→ EXERCISE PROMPT
Quote the listing below in its entirety, omitting every image.

>> start

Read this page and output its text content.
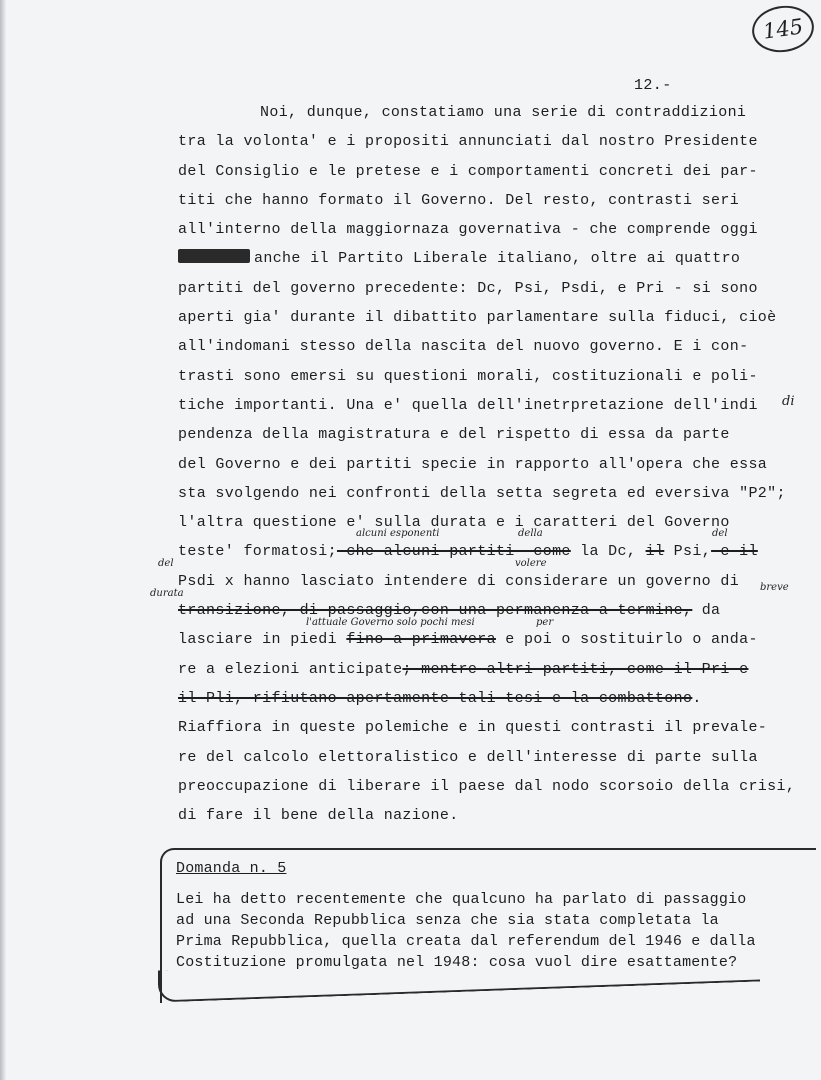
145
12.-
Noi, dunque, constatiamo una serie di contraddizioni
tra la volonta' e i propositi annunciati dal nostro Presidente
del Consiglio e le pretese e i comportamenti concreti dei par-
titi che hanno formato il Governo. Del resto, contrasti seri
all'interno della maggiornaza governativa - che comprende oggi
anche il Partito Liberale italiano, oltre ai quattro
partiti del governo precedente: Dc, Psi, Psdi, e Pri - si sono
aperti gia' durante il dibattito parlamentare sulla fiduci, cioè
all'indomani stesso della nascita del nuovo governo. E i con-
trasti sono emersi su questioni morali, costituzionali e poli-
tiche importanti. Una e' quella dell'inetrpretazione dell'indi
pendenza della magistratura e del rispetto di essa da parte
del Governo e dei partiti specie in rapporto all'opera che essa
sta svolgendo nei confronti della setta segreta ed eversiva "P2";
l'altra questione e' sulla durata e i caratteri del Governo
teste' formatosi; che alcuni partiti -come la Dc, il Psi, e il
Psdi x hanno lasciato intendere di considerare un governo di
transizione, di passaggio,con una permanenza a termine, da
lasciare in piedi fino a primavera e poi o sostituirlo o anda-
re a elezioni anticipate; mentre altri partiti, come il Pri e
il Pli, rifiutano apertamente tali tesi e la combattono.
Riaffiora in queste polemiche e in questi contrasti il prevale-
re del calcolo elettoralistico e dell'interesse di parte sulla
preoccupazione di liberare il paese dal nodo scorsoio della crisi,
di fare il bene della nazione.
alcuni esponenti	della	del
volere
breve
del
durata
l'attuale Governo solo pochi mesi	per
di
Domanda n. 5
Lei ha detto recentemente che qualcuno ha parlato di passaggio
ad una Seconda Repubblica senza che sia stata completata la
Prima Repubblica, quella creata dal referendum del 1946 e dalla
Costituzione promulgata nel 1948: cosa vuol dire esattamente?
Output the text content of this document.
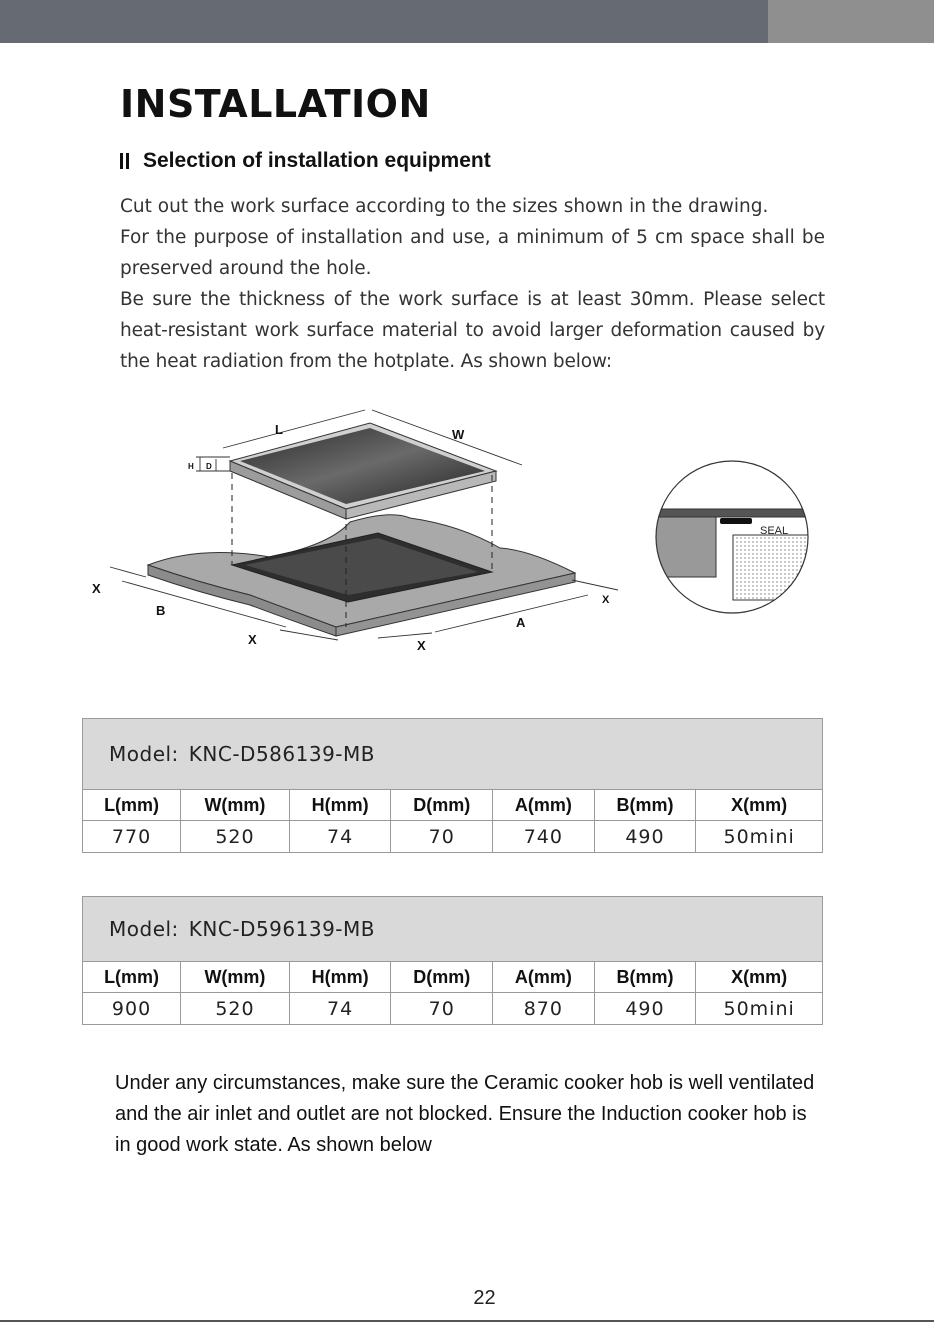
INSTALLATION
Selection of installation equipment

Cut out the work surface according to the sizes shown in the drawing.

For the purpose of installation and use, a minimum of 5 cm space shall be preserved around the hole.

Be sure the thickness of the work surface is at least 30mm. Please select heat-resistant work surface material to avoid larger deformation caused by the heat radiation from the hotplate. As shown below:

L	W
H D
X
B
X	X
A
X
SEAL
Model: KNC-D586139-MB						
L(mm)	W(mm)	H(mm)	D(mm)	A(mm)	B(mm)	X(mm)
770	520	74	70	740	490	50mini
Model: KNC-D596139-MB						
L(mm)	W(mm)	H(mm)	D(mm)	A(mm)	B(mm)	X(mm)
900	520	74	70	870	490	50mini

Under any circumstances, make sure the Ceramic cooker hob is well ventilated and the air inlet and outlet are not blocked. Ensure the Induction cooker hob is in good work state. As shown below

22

>> end

→ COMPLETED TASK
Read this page and output its text content.
145
12.-
Noi, dunque, constatiamo una serie di contraddizioni
tra la volonta' e i propositi annunciati dal nostro Presidente
del Consiglio e le pretese e i comportamenti concreti dei par-
titi che hanno formato il Governo. Del resto, contrasti seri
all'interno della maggiornaza governativa - che comprende oggi
anche il Partito Liberale italiano, oltre ai quattro
partiti del governo precedente: Dc, Psi, Psdi, e Pri - si sono
aperti gia' durante il dibattito parlamentare sulla fiduci, cioè
all'indomani stesso della nascita del nuovo governo. E i con-
trasti sono emersi su questioni morali, costituzionali e poli-
tiche importanti. Una e' quella dell'inetrpretazione dell'indi
pendenza della magistratura e del rispetto di essa da parte
del Governo e dei partiti specie in rapporto all'opera che essa
sta svolgendo nei confronti della setta segreta ed eversiva "P2";
l'altra questione e' sulla durata e i caratteri del Governo
teste' formatosi; che alcuni partiti -come la Dc, il Psi, e il
Psdi x hanno lasciato intendere di considerare un governo di
transizione, di passaggio,con una permanenza a termine, da
lasciare in piedi fino a primavera e poi o sostituirlo o anda-
re a elezioni anticipate; mentre altri partiti, come il Pri e
il Pli, rifiutano apertamente tali tesi e la combattono.
Riaffiora in queste polemiche e in questi contrasti il prevale-
re del calcolo elettoralistico e dell'interesse di parte sulla
preoccupazione di liberare il paese dal nodo scorsoio della crisi,
di fare il bene della nazione.
alcuni esponenti	della	del
volere
breve
del
durata
l'attuale Governo solo pochi mesi	per
di
Domanda n. 5
Lei ha detto recentemente che qualcuno ha parlato di passaggio
ad una Seconda Repubblica senza che sia stata completata la
Prima Repubblica, quella creata dal referendum del 1946 e dalla
Costituzione promulgata nel 1948: cosa vuol dire esattamente?
Output the text content of this document.
INSTALLATION
Selection of installation equipment

Cut out the work surface according to the sizes shown in the drawing.

For the purpose of installation and use, a minimum of 5 cm space shall be preserved around the hole.

Be sure the thickness of the work surface is at least 30mm. Please select heat-resistant work surface material to avoid larger deformation caused by the heat radiation from the hotplate. As shown below:

L	W
H D
X
B
X	X
A
X
SEAL
Model: KNC-D586139-MB						
L(mm)	W(mm)	H(mm)	D(mm)	A(mm)	B(mm)	X(mm)
770	520	74	70	740	490	50mini
Model: KNC-D596139-MB						
L(mm)	W(mm)	H(mm)	D(mm)	A(mm)	B(mm)	X(mm)
900	520	74	70	870	490	50mini

Under any circumstances, make sure the Ceramic cooker hob is well ventilated and the air inlet and outlet are not blocked. Ensure the Induction cooker hob is in good work state. As shown below

22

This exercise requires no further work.